> [Data provided]
..............................

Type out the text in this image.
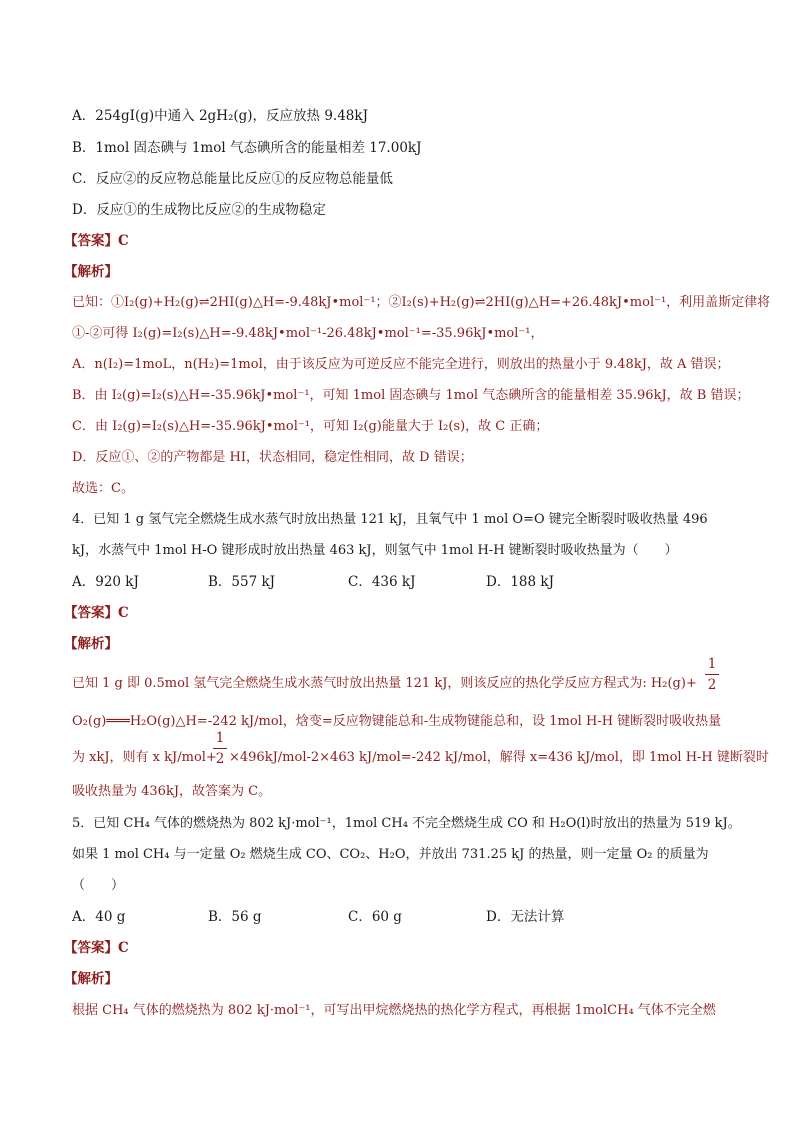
A．254gI(g)中通入 2gH₂(g)，反应放热 9.48kJ
B．1mol 固态碘与 1mol 气态碘所含的能量相差 17.00kJ
C．反应②的反应物总能量比反应①的反应物总能量低
D．反应①的生成物比反应②的生成物稳定
【答案】C
【解析】
已知：①I₂(g)+H₂(g)⇌2HI(g)△H=-9.48kJ•mol⁻¹；②I₂(s)+H₂(g)⇌2HI(g)△H=+26.48kJ•mol⁻¹，利用盖斯定律将
①-②可得 I₂(g)=I₂(s)△H=-9.48kJ•mol⁻¹-26.48kJ•mol⁻¹=-35.96kJ•mol⁻¹，
A．n(I₂)=1moL，n(H₂)=1mol，由于该反应为可逆反应不能完全进行，则放出的热量小于 9.48kJ，故 A 错误；
B．由 I₂(g)=I₂(s)△H=-35.96kJ•mol⁻¹，可知 1mol 固态碘与 1mol 气态碘所含的能量相差 35.96kJ，故 B 错误；
C．由 I₂(g)=I₂(s)△H=-35.96kJ•mol⁻¹，可知 I₂(g)能量大于 I₂(s)，故 C 正确；
D．反应①、②的产物都是 HI，状态相同，稳定性相同，故 D 错误；
故选：C。
4．已知 1 g 氢气完全燃烧生成水蒸气时放出热量 121 kJ，且氧气中 1 mol O=O 键完全断裂时吸收热量 496
kJ，水蒸气中 1mol H-O 键形成时放出热量 463 kJ，则氢气中 1mol H-H 键断裂时吸收热量为（　　）
A．920 kJ	B．557 kJ	C．436 kJ	D．188 kJ
【答案】C
【解析】
已知 1 g 即 0.5mol 氢气完全燃烧生成水蒸气时放出热量 121 kJ，则该反应的热化学反应方程式为: H₂(g)+
1
2
O₂(g)═══H₂O(g)△H=-242 kJ/mol，焓变=反应物键能总和-生成物键能总和，设 1mol H-H 键断裂时吸收热量
为 xkJ，则有 x kJ/mol+
1
2 ×496kJ/mol-2×463 kJ/mol=-242 kJ/mol，解得 x=436 kJ/mol，即 1mol H-H 键断裂时
吸收热量为 436kJ，故答案为 C。
5．已知 CH₄ 气体的燃烧热为 802 kJ·mol⁻¹，1mol CH₄ 不完全燃烧生成 CO 和 H₂O(l)时放出的热量为 519 kJ。
如果 1 mol CH₄ 与一定量 O₂ 燃烧生成 CO、CO₂、H₂O，并放出 731.25 kJ 的热量，则一定量 O₂ 的质量为
（　　）
A．40 g	B．56 g	C．60 g	D．无法计算
【答案】C
【解析】
根据 CH₄ 气体的燃烧热为 802 kJ·mol⁻¹，可写出甲烷燃烧热的热化学方程式，再根据 1molCH₄ 气体不完全燃
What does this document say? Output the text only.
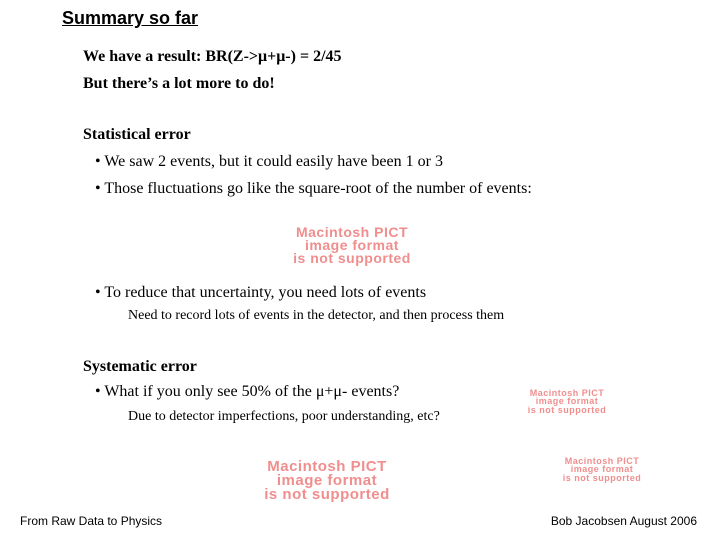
Summary so far
We have a result: BR(Z->μ+μ-) = 2/45
But there’s a lot more to do!
Statistical error
• We saw 2 events, but it could easily have been 1 or 3
• Those fluctuations go like the square-root of the number of events:
Macintosh PICT
image format
is not supported
• To reduce that uncertainty, you need lots of events
Need to record lots of events in the detector, and then process them
Systematic error
• What if you only see 50% of the μ+μ- events?	Macintosh PICT
image format
is not supported
Due to detector imperfections, poor understanding, etc?
Macintosh PICT
image format
is not supported
Macintosh PICT
image format
is not supported
From Raw Data to Physics	Bob Jacobsen August 2006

..............................

> [What you are asked to do]
Exclude the pictures. Write out the remaining data exactly.

> [Expected answer]
Type out the text in this image.
A．254gI(g)中通入 2gH₂(g)，反应放热 9.48kJ
B．1mol 固态碘与 1mol 气态碘所含的能量相差 17.00kJ
C．反应②的反应物总能量比反应①的反应物总能量低
D．反应①的生成物比反应②的生成物稳定
【答案】C
【解析】
已知：①I₂(g)+H₂(g)⇌2HI(g)△H=-9.48kJ•mol⁻¹；②I₂(s)+H₂(g)⇌2HI(g)△H=+26.48kJ•mol⁻¹，利用盖斯定律将
①-②可得 I₂(g)=I₂(s)△H=-9.48kJ•mol⁻¹-26.48kJ•mol⁻¹=-35.96kJ•mol⁻¹，
A．n(I₂)=1moL，n(H₂)=1mol，由于该反应为可逆反应不能完全进行，则放出的热量小于 9.48kJ，故 A 错误；
B．由 I₂(g)=I₂(s)△H=-35.96kJ•mol⁻¹，可知 1mol 固态碘与 1mol 气态碘所含的能量相差 35.96kJ，故 B 错误；
C．由 I₂(g)=I₂(s)△H=-35.96kJ•mol⁻¹，可知 I₂(g)能量大于 I₂(s)，故 C 正确；
D．反应①、②的产物都是 HI，状态相同，稳定性相同，故 D 错误；
故选：C。
4．已知 1 g 氢气完全燃烧生成水蒸气时放出热量 121 kJ，且氧气中 1 mol O=O 键完全断裂时吸收热量 496
kJ，水蒸气中 1mol H-O 键形成时放出热量 463 kJ，则氢气中 1mol H-H 键断裂时吸收热量为（　　）
A．920 kJ	B．557 kJ	C．436 kJ	D．188 kJ
【答案】C
【解析】
已知 1 g 即 0.5mol 氢气完全燃烧生成水蒸气时放出热量 121 kJ，则该反应的热化学反应方程式为: H₂(g)+
1
2
O₂(g)═══H₂O(g)△H=-242 kJ/mol，焓变=反应物键能总和-生成物键能总和，设 1mol H-H 键断裂时吸收热量
为 xkJ，则有 x kJ/mol+
1
2 ×496kJ/mol-2×463 kJ/mol=-242 kJ/mol，解得 x=436 kJ/mol，即 1mol H-H 键断裂时
吸收热量为 436kJ，故答案为 C。
5．已知 CH₄ 气体的燃烧热为 802 kJ·mol⁻¹，1mol CH₄ 不完全燃烧生成 CO 和 H₂O(l)时放出的热量为 519 kJ。
如果 1 mol CH₄ 与一定量 O₂ 燃烧生成 CO、CO₂、H₂O，并放出 731.25 kJ 的热量，则一定量 O₂ 的质量为
（　　）
A．40 g	B．56 g	C．60 g	D．无法计算
【答案】C
【解析】
根据 CH₄ 气体的燃烧热为 802 kJ·mol⁻¹，可写出甲烷燃烧热的热化学方程式，再根据 1molCH₄ 气体不完全燃
What does this document say? Output the text only.
Summary so far
We have a result: BR(Z->μ+μ-) = 2/45
But there’s a lot more to do!
Statistical error
• We saw 2 events, but it could easily have been 1 or 3
• Those fluctuations go like the square-root of the number of events:
Macintosh PICT
image format
is not supported
• To reduce that uncertainty, you need lots of events
Need to record lots of events in the detector, and then process them
Systematic error
• What if you only see 50% of the μ+μ- events?	Macintosh PICT
image format
is not supported
Due to detector imperfections, poor understanding, etc?
Macintosh PICT
image format
is not supported
Macintosh PICT
image format
is not supported
From Raw Data to Physics	Bob Jacobsen August 2006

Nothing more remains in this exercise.